#### DATA EXCERPTS
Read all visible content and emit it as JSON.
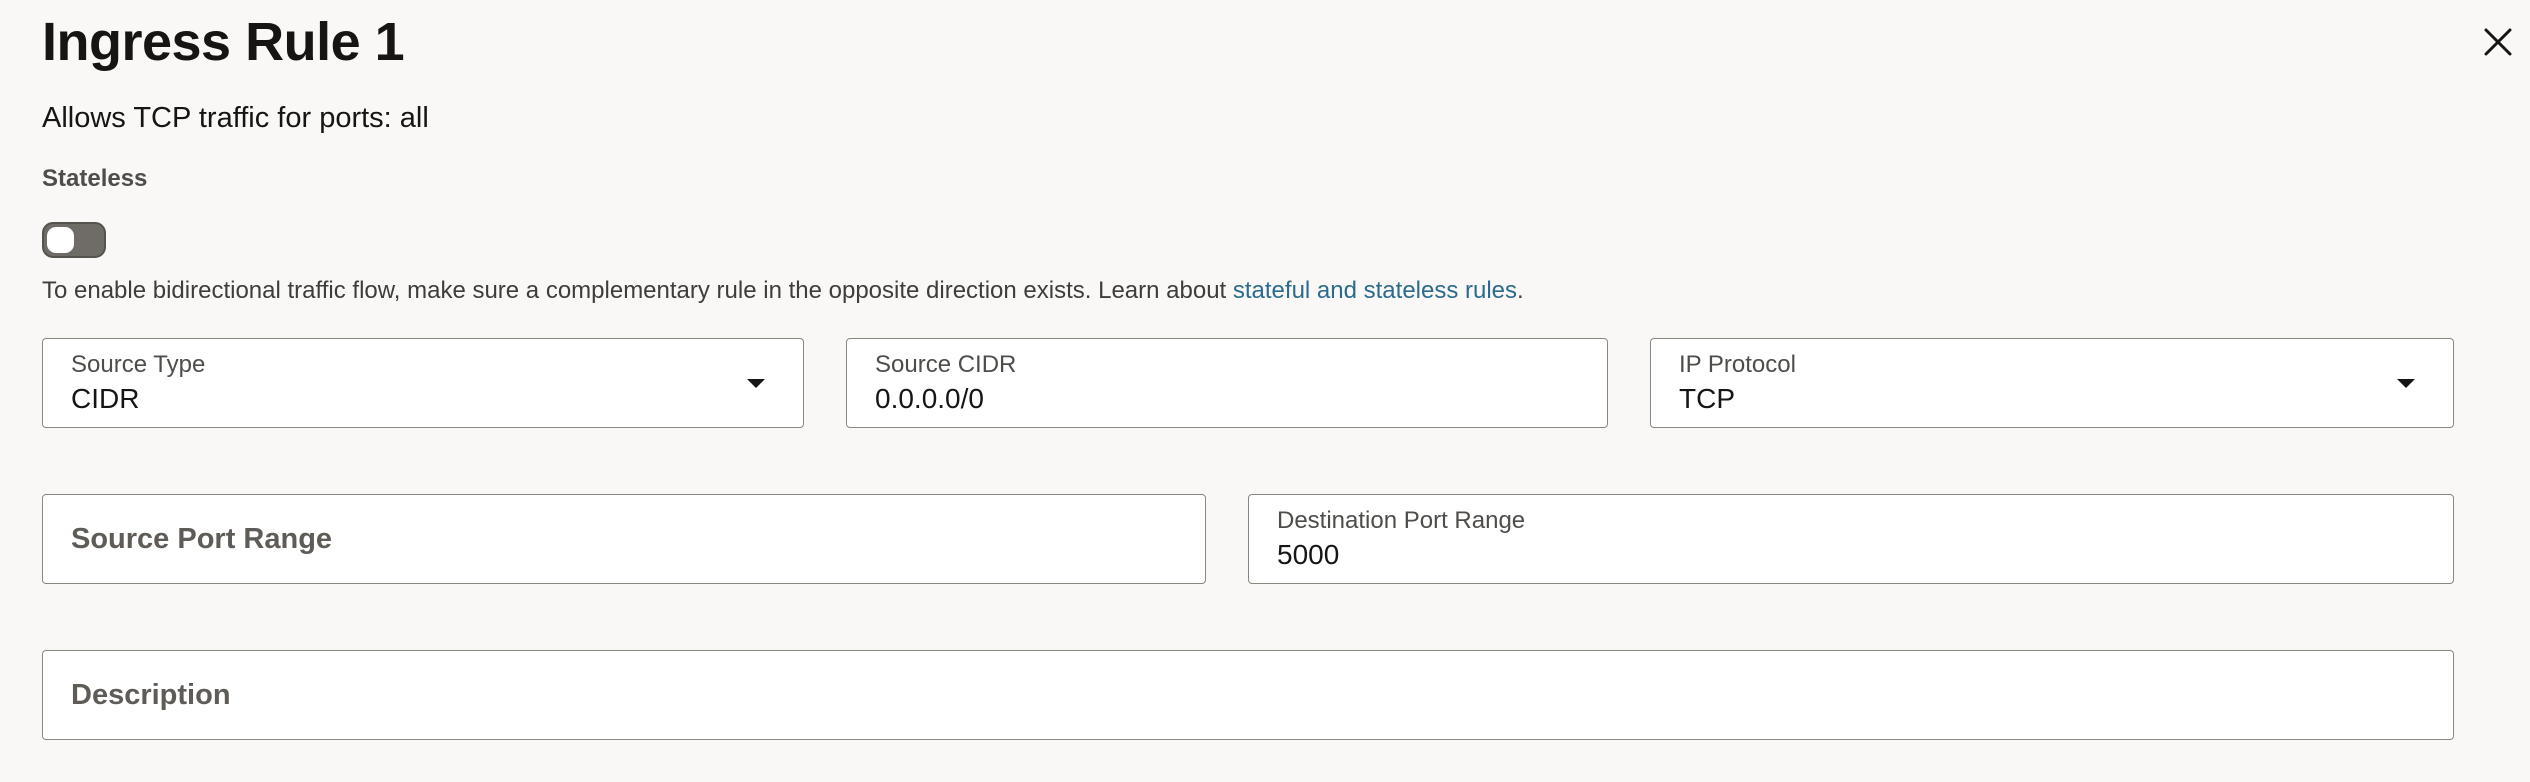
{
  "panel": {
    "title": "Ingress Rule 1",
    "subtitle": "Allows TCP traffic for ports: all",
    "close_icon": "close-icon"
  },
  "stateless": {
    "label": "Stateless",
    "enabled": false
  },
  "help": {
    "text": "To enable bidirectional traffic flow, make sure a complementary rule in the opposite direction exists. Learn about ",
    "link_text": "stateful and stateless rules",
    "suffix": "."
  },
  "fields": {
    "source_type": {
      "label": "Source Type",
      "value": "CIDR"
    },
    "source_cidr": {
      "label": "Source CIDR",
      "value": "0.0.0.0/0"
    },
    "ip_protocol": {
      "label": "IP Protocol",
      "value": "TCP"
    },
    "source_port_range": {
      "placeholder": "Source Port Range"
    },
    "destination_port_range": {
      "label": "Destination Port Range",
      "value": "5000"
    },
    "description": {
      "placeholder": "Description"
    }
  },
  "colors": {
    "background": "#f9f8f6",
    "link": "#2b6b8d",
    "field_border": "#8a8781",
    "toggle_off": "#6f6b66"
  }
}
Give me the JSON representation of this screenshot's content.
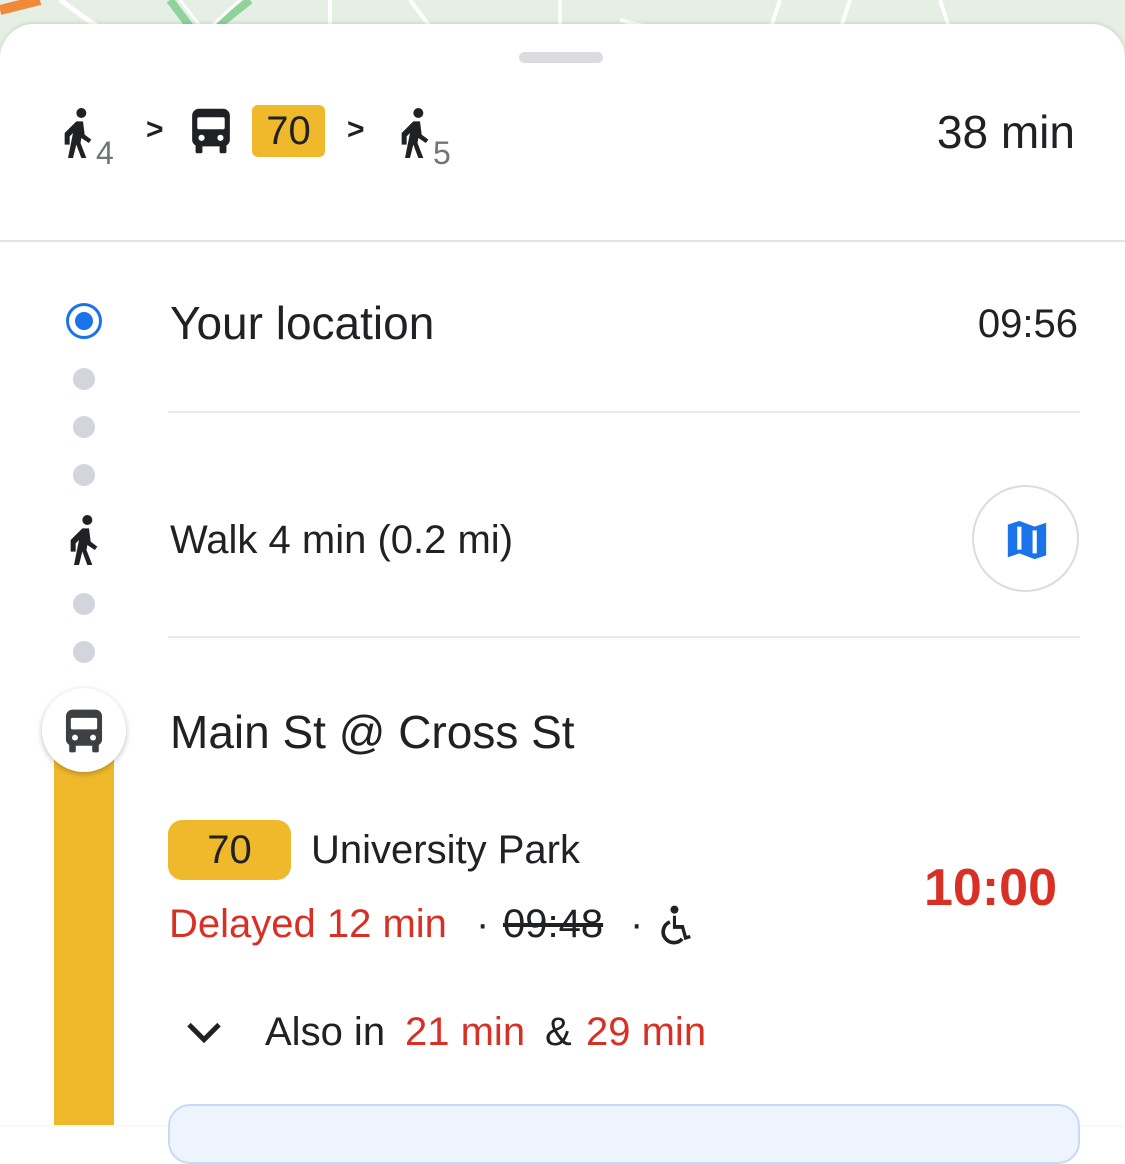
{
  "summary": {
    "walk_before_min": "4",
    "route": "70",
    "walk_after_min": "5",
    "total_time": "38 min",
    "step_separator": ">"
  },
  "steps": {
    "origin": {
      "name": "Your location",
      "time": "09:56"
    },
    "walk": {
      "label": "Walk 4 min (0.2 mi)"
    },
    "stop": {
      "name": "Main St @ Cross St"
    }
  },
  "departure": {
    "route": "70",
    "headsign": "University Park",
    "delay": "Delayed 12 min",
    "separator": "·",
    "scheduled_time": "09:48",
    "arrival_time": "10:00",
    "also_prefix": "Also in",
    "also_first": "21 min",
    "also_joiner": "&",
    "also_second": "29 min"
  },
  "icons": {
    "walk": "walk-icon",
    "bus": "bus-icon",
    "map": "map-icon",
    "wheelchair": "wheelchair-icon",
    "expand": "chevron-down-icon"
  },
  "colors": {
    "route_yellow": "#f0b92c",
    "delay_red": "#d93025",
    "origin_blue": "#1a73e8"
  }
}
########
**SHORT EXERCISE:** Repeat the data exactly, excluding the pictures.

**EXERCISE OUTPUT:**
Read all visible content and emit it as JSON.
{
  "panel": {
    "title": "Ingress Rule 1",
    "subtitle": "Allows TCP traffic for ports: all",
    "close_icon": "close-icon"
  },
  "stateless": {
    "label": "Stateless",
    "enabled": false
  },
  "help": {
    "text": "To enable bidirectional traffic flow, make sure a complementary rule in the opposite direction exists. Learn about ",
    "link_text": "stateful and stateless rules",
    "suffix": "."
  },
  "fields": {
    "source_type": {
      "label": "Source Type",
      "value": "CIDR"
    },
    "source_cidr": {
      "label": "Source CIDR",
      "value": "0.0.0.0/0"
    },
    "ip_protocol": {
      "label": "IP Protocol",
      "value": "TCP"
    },
    "source_port_range": {
      "placeholder": "Source Port Range"
    },
    "destination_port_range": {
      "label": "Destination Port Range",
      "value": "5000"
    },
    "description": {
      "placeholder": "Description"
    }
  },
  "colors": {
    "background": "#f9f8f6",
    "link": "#2b6b8d",
    "field_border": "#8a8781",
    "toggle_off": "#6f6b66"
  }
}
Give me the JSON representation of this screenshot's content.
{
  "summary": {
    "walk_before_min": "4",
    "route": "70",
    "walk_after_min": "5",
    "total_time": "38 min",
    "step_separator": ">"
  },
  "steps": {
    "origin": {
      "name": "Your location",
      "time": "09:56"
    },
    "walk": {
      "label": "Walk 4 min (0.2 mi)"
    },
    "stop": {
      "name": "Main St @ Cross St"
    }
  },
  "departure": {
    "route": "70",
    "headsign": "University Park",
    "delay": "Delayed 12 min",
    "separator": "·",
    "scheduled_time": "09:48",
    "arrival_time": "10:00",
    "also_prefix": "Also in",
    "also_first": "21 min",
    "also_joiner": "&",
    "also_second": "29 min"
  },
  "icons": {
    "walk": "walk-icon",
    "bus": "bus-icon",
    "map": "map-icon",
    "wheelchair": "wheelchair-icon",
    "expand": "chevron-down-icon"
  },
  "colors": {
    "route_yellow": "#f0b92c",
    "delay_red": "#d93025",
    "origin_blue": "#1a73e8"
  }
}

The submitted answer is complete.